BEGIN Given records

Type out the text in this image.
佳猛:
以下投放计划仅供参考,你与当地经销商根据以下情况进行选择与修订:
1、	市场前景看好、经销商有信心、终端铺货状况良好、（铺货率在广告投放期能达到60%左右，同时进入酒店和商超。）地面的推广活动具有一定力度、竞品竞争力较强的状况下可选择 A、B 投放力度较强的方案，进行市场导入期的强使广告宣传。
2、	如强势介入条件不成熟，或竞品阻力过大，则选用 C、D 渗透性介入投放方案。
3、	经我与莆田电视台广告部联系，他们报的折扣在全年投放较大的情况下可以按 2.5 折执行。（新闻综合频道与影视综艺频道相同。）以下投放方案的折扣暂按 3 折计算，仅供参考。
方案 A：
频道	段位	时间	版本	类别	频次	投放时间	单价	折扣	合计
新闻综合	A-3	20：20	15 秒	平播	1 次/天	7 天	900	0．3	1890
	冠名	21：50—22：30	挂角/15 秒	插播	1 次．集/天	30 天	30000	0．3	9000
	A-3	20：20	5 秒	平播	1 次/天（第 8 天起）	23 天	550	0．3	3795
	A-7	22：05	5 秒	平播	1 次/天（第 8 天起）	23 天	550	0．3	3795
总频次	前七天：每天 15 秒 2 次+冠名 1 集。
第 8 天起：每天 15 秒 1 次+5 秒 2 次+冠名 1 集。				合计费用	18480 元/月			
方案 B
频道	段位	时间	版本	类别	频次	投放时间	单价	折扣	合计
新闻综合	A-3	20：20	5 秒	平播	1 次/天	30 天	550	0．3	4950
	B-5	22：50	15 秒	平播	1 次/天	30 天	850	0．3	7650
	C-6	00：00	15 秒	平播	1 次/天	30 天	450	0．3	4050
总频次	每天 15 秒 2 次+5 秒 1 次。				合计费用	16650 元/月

END Given records

### Exercise task
Search the entries for the string "合计费用" and collect each line that has it.

### Answer for the task
第 8 天起：每天 15 秒 1 次+5 秒 2 次+冠名 1 集。				合计费用	18480 元/月			
总频次	每天 15 秒 2 次+5 秒 1 次。				合计费用	16650 元/月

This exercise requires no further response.